======== RECORDS FOR THIS EXERCISE

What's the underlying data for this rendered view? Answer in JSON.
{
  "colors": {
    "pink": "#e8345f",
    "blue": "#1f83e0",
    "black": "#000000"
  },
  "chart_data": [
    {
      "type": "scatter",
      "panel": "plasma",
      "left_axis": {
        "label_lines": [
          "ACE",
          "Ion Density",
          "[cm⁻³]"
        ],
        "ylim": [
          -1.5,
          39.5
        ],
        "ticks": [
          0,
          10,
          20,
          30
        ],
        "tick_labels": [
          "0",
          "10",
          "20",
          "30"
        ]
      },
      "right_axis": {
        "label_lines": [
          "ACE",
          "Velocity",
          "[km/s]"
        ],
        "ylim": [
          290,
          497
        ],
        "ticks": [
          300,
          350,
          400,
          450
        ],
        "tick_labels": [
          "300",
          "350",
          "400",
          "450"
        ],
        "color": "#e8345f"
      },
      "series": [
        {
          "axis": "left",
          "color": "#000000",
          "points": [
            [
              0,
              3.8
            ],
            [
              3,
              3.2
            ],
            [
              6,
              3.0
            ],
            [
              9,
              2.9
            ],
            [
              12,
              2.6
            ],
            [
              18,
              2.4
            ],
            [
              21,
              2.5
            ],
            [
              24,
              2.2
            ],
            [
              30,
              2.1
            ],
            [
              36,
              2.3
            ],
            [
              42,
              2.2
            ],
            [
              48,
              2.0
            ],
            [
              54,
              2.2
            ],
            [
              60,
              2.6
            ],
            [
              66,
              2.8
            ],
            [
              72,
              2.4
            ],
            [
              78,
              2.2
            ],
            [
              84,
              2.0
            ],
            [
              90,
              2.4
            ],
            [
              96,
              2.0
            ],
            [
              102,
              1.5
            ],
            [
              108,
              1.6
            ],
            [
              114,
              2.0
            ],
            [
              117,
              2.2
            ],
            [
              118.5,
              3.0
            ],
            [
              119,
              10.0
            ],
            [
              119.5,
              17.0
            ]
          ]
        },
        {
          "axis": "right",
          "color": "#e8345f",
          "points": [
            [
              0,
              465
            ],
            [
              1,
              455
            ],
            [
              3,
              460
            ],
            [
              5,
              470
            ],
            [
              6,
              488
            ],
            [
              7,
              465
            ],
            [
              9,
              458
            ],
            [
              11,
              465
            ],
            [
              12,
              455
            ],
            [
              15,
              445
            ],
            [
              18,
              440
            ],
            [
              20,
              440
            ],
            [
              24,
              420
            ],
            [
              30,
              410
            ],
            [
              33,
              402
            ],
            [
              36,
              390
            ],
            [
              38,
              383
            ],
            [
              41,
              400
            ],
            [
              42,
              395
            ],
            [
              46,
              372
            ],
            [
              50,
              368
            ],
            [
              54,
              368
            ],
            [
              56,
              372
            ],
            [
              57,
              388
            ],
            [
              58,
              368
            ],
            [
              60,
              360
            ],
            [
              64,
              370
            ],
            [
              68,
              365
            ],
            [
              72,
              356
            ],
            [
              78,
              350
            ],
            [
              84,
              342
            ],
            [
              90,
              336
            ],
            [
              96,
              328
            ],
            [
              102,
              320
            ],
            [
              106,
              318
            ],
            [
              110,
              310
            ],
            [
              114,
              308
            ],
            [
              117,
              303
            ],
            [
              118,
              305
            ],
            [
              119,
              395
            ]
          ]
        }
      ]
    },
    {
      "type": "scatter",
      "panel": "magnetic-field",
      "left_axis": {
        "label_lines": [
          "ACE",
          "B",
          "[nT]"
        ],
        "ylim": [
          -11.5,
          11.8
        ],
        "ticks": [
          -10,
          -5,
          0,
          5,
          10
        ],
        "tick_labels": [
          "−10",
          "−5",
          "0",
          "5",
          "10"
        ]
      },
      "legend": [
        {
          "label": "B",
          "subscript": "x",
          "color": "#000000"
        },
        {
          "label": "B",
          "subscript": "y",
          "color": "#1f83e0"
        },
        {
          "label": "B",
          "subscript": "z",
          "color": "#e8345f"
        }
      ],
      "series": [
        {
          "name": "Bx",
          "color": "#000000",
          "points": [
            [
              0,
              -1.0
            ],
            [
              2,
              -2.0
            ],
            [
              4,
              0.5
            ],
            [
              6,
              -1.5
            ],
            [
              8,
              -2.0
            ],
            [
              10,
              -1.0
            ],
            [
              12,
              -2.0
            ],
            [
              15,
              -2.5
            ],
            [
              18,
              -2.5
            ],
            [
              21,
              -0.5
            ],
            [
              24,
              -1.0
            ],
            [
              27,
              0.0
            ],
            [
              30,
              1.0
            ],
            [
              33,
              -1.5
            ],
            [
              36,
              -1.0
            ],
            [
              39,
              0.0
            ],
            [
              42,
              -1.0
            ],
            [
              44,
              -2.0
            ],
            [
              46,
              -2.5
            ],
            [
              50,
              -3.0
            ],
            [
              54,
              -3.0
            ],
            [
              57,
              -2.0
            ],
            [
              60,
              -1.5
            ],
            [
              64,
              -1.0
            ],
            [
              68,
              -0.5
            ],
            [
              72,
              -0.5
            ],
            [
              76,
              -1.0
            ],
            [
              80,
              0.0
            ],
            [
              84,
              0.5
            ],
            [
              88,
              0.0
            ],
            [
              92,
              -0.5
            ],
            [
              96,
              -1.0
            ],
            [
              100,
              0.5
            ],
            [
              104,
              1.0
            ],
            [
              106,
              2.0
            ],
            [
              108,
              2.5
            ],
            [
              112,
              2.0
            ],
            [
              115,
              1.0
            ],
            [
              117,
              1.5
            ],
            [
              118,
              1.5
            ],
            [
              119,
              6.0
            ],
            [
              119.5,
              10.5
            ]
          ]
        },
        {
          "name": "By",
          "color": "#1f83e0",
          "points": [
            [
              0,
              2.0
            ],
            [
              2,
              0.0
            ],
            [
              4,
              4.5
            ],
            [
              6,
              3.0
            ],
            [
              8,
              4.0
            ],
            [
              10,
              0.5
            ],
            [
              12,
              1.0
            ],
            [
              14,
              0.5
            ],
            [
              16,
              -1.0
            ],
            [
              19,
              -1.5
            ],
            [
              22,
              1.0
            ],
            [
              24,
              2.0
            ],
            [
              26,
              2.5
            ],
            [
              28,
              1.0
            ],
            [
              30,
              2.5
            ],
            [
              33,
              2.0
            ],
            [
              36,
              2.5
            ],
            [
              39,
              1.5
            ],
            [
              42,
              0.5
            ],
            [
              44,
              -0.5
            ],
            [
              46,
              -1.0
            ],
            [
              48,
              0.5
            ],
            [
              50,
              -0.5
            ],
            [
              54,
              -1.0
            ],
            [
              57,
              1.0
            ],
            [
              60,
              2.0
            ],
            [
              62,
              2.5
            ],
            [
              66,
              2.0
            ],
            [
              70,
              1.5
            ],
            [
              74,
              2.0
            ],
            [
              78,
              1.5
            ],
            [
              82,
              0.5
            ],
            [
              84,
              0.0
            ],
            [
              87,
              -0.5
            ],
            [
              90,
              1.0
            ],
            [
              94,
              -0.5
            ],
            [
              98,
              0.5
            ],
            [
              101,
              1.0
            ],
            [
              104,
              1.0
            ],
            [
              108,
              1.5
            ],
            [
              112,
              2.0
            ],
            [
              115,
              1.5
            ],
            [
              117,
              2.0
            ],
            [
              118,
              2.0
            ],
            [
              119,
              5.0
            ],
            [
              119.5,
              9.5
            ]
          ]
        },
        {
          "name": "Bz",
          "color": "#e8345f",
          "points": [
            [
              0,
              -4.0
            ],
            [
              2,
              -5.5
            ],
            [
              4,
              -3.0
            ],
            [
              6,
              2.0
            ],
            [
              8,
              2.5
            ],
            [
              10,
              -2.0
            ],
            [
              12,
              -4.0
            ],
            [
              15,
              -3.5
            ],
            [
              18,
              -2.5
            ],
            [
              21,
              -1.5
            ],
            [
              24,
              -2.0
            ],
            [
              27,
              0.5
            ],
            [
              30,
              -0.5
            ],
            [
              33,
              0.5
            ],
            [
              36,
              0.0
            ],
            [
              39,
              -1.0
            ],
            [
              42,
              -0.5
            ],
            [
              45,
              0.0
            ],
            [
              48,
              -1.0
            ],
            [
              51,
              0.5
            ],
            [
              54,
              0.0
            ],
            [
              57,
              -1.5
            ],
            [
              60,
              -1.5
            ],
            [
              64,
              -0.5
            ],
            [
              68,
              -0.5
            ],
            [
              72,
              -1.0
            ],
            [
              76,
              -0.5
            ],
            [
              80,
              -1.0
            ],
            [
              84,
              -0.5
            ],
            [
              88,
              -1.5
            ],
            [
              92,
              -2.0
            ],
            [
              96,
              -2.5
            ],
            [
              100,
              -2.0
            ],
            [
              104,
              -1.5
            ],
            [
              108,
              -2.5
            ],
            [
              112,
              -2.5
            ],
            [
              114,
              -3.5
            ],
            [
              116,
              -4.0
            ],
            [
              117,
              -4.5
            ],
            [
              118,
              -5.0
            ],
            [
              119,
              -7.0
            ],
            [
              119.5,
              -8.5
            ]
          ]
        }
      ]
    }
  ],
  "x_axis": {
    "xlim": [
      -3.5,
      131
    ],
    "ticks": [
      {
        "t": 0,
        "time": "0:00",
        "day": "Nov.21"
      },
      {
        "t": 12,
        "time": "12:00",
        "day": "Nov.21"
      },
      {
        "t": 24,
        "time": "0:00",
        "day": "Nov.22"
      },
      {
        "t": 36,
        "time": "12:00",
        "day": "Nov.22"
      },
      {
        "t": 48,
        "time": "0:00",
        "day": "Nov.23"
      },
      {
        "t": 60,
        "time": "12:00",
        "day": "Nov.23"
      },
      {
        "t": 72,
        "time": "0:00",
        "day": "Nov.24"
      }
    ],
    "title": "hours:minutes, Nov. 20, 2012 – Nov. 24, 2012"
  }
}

================

Check every line for "subscript" and show the ones that have it.

◆ REPLY:
          "subscript": "x",
          "subscript": "y",
          "subscript": "z",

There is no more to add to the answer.